:: EXERCISE DATA ::
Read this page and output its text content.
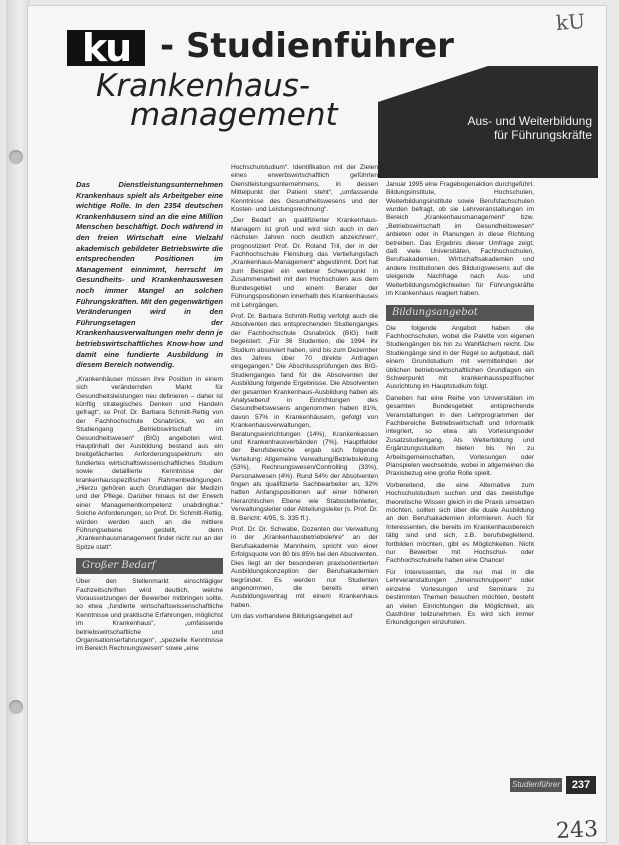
kU
ku - Studienführer
Krankenhaus-
management	Aus- und Weiterbildung
für Führungskräfte

Das Dienstleistungsunternehmen Krankenhaus spielt als Arbeitgeber eine wichtige Rolle. In den 2354 deutschen Krankenhäusern sind an die eine Million Menschen beschäftigt. Doch während in den freien Wirtschaft eine Vielzahl akademisch gebildeter Betriebswirte die entsprechenden Positionen im Management einnimmt, herrscht im Gesundheits- und Krankenhauswesen noch immer Mangel an solchen Führungskräften. Mit den gegenwärtigen Veränderungen wird in den Führungsetagen der Krankenhausverwaltungen mehr denn je betriebswirtschaftliches Know-how und damit eine fundierte Ausbildung in diesem Bereich notwendig.

„Krankenhäuser müssen ihre Position in einem sich verändernden Markt für Gesundheitsleistungen neu definieren – daher ist künftig strategisches Denken und Handeln gefragt“, so Prof. Dr. Barbara Schmitt-Rettig von der Fachhochschule Osnabrück, wo ein Studiengang „Betriebswirtschaft im Gesundheitswesen“ (BIG) angeboten wird. Hauptinhalt der Ausbildung bestand aus ein breitgefächertes Anforderungsspektrum: ein fundiertes wirtschaftswissenschaftliches Studium sowie detaillierte Kenntnisse der krankenhausspezifischen Rahmenbedingungen. „Hierzu gehören auch Grundlagen der Medizin und der Pflege. Darüber hinaus ist der Erwerb einer Managementkompetenz unabdingbar.“ Solche Anforderungen, so Prof. Dr. Schmitt-Rettig, würden werden auch an die mittlere Führungsebene gestellt, denn „Krankenhausmanagement findet nicht nur an der Spitze statt“.

Großer Bedarf

Über den Stellenmarkt einschlägiger Fachzeitschriften wird deutlich, welche Voraussetzungen der Bewerber mitbringen sollte, so etwa „fundierte wirtschaftswissenschaftliche Kenntnisse und praktische Erfahrungen, möglichst im Krankenhaus“, „umfassende betriebswirtschaftliche und Organisationserfahrungen“, „spezielle Kenntnisse im Bereich Rechnungswesen“ sowie „eine

Hochschulstudium“. Identifikation mit der Zielen eines erwerbswirtschaftlich geführten Dienstleistungsunternehmens, in dessen Mittelpunkt der Patient steht“, „umfassende Kenntnisse des Gesundheitswesens und der Kosten- und Leistungsrechnung“.

„Der Bedarf an qualifizierter Krankenhaus-Managern ist groß und wird sich auch in den nächsten Jahren noch deutlich abzeichnen“, prognostiziert Prof. Dr. Roland Tril, der in der Fachhochschule Flensburg das Vertiefungsfach „Krankenhaus-Management“ abgestimmt. Dort hat zum Beispiel ein weiterer Schwerpunkt in Zusammenarbeit mit den Hochschulen aus dem Bundesgebiet und einem Berater der Führungspositionen innerhalb des Krankenhauses mit Lehrgängen.

Prof. Dr. Barbara Schmitt-Rettig verfolgt auch die Absolventen des entsprechenden Studienganges der Fachhochschule Osnabrück (BIG) hellt begeistert: „Für 36 Studenten, die 1994 ihr Studium absolviert haben, sind bis zum Dezember des Jahres über 70 direkte Anfragen eingegangen.“ Die Abschlussprüfungen des BIG-Studienganges fand für die Absolventen der Ausbildung folgende Ergebnisse. Die Absolventen der gesamten Krankenhaus-Ausbildung haben als Analyseberuf in Einrichtungen des Gesundheitswesens angenommen haben 81%, davon 57% in Krankenhäusern, gefolgt von Krankenhausverwaltungen, Beratungseinrichtungen (14%), Krankenkassen und Krankenhausverbänden (7%). Hauptfelder der Berufsbereiche ergab sich folgende Verteilung: Allgemeine Verwaltung/Betriebsleitung (53%), Rechnungswesen/Controlling (33%), Personalwesen (4%). Rund 54% der Absolventen fingen als qualifizierte Sachbearbeiter an, 32% hatten Anfangspositionen auf einer höheren hierarchischen Ebene wie Stabsstellenleiter, Verwaltungsleiter oder Abteilungsleiter (s. Prof. Dr. B. Bericht: 4/95, S. 335 ff.).

Prof. Dr. Dr. Schwabe, Dozenten der Verwaltung in der „Krankenhausbetriebslehre“ an der Berufsakademie Mannheim, spricht von einer Erfolgsquote von 80 bis 85% bei den Absolventen. Dies liegt an der besonderen praxisorientierten Ausbildungskonzeption der Berufsakademien begründet. Es werden nur Studenten angenommen, die bereits einen Ausbildungsvertrag mit einem Krankenhaus haben.

Um das vorhandene Bildungsangebot auf

diesem Sektor möglichst umfassend zu erfassen, hat die ku in den Monaten Dezember 1994 und Januar 1995 eine Fragebogenaktion durchgeführt. Bildungsinstitute, Hochschulen, Weiterbildungsinstitute sowie Berufsfachschulen wurden befragt, ob sie Lehrveranstaltungen im Bereich „Krankenhausmanagement“ bzw. „Betriebswirtschaft im Gesundheitswesen“ anbieten oder in Planungen in diese Richtung betreiben. Das Ergebnis dieser Umfrage zeigt, daß viele Universitäten, Fachhochschulen, Berufsakademien, Wirtschaftsakademien und andere Institutionen des Bildungswesens auf die steigende Nachfrage nach Aus- und Weiterbildungsmöglichkeiten für Führungskräfte im Krankenhaus reagiert haben.

Bildungsangebot

Die folgende Angebot haben die Fachhochschulen, wobei die Palette von eigenen Studiengängen bis hin zu Wahlfächern reicht. Die Studiengänge sind in der Regel so aufgebaut, daß einem Grundstudium mit vermittelnden der üblichen betriebswirtschaftlichen Grundlagen ein Schwerpunkt mit krankenhausspezifischer Ausrichtung im Hauptstudium folgt.

Daneben hat eine Reihe von Universitäten im gesamten Bundesgebiet entsprechende Veranstaltungen in den Lehrprogrammen der Fachbereiche Betriebswirtschaft und Informatik integriert, so etwa als Vorlesungsoder Zusatzstudiengang. Als Weiterbildung und Ergänzungsstudium bieten bis hin zu Arbeitsgemeinschaften, Vorlesungen oder Planspielen wechselnde, wobei in allgemeinen die Praxisbezug eine große Rolle spielt.

Vorbereitend, die eine Alternative zum Hochschulstudium suchen und das zweistufige theoretische Wissen gleich in die Praxis umsetzen möchten, sollten sich über die duale Ausbildung an den Berufsakademien informieren. Auch für Interessenten, die bereits im Krankenhausbereich tätig sind und sich, z.B. berufsbegleitend, fortbilden möchten, gibt es Möglichkeiten. Nicht nur Bewerber mit Hochschul- oder Fachhochschulreife haben eine Chance!

Für Interessenten, die nur mal in die Lehrveranstaltungen „hineinschnuppern“ oder einzelne Vorlesungen und Seminare zu bestimmten Themen besuchen möchten, besteht an vielen Einrichtungen die Möglichkeit, als Gasthörer teilzunehmen. Es wird sich immer Erkundigungen einzuholen.

Studienführer	237
243
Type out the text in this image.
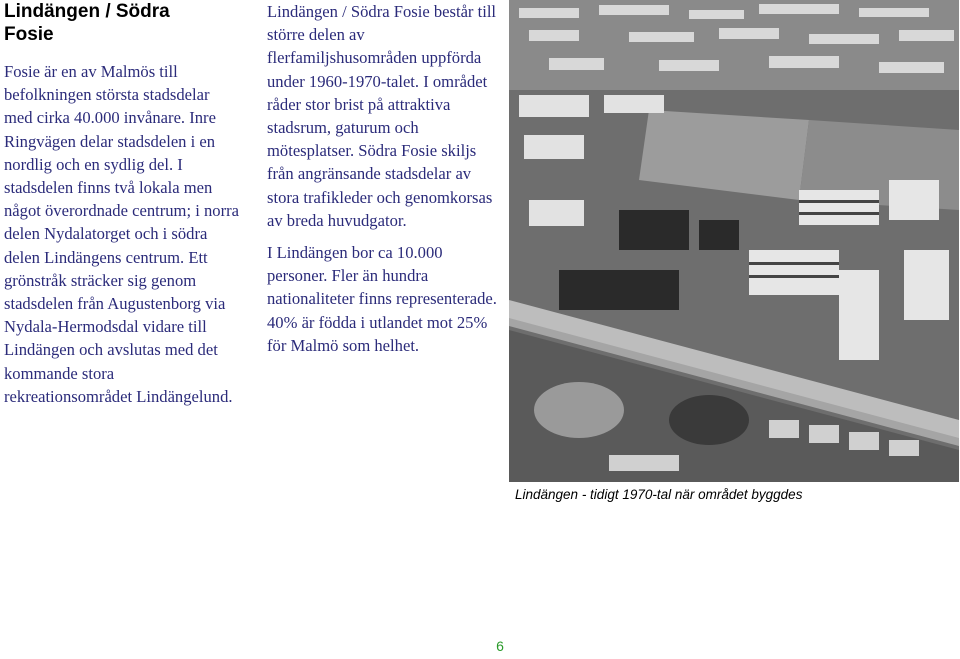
Lindängen / Södra Fosie

Fosie är en av Malmös till befolkningen största stadsdelar med cirka 40.000 invånare. Inre Ringvägen delar stadsdelen i en nordlig och en sydlig del. I stadsdelen finns två lokala men något överordnade centrum; i norra delen Nydalatorget och i södra delen Lindängens centrum. Ett grönstråk sträcker sig genom stadsdelen från Augustenborg via Nydala-Hermodsdal vidare till Lindängen och avslutas med det kommande stora rekreationsområdet Lindängelund.

Lindängen / Södra Fosie består till större delen av flerfamiljshusområden uppförda under 1960-1970-talet. I området råder stor brist på attraktiva stadsrum, gaturum och mötesplatser. Södra Fosie skiljs från angränsande stadsdelar av stora trafikleder och genomkorsas av breda huvudgator.

I Lindängen bor ca 10.000 personer. Fler än hundra nationaliteter finns representerade. 40% är födda i utlandet mot 25% för Malmö som helhet.

Lindängen - tidigt 1970-tal när området byggdes
6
:::
WORK REQUEST:
Every line above that includes the word "Studienführer" should be listed.

EXPECTED ANSWER:
ku - Studienführer
Studienführer	237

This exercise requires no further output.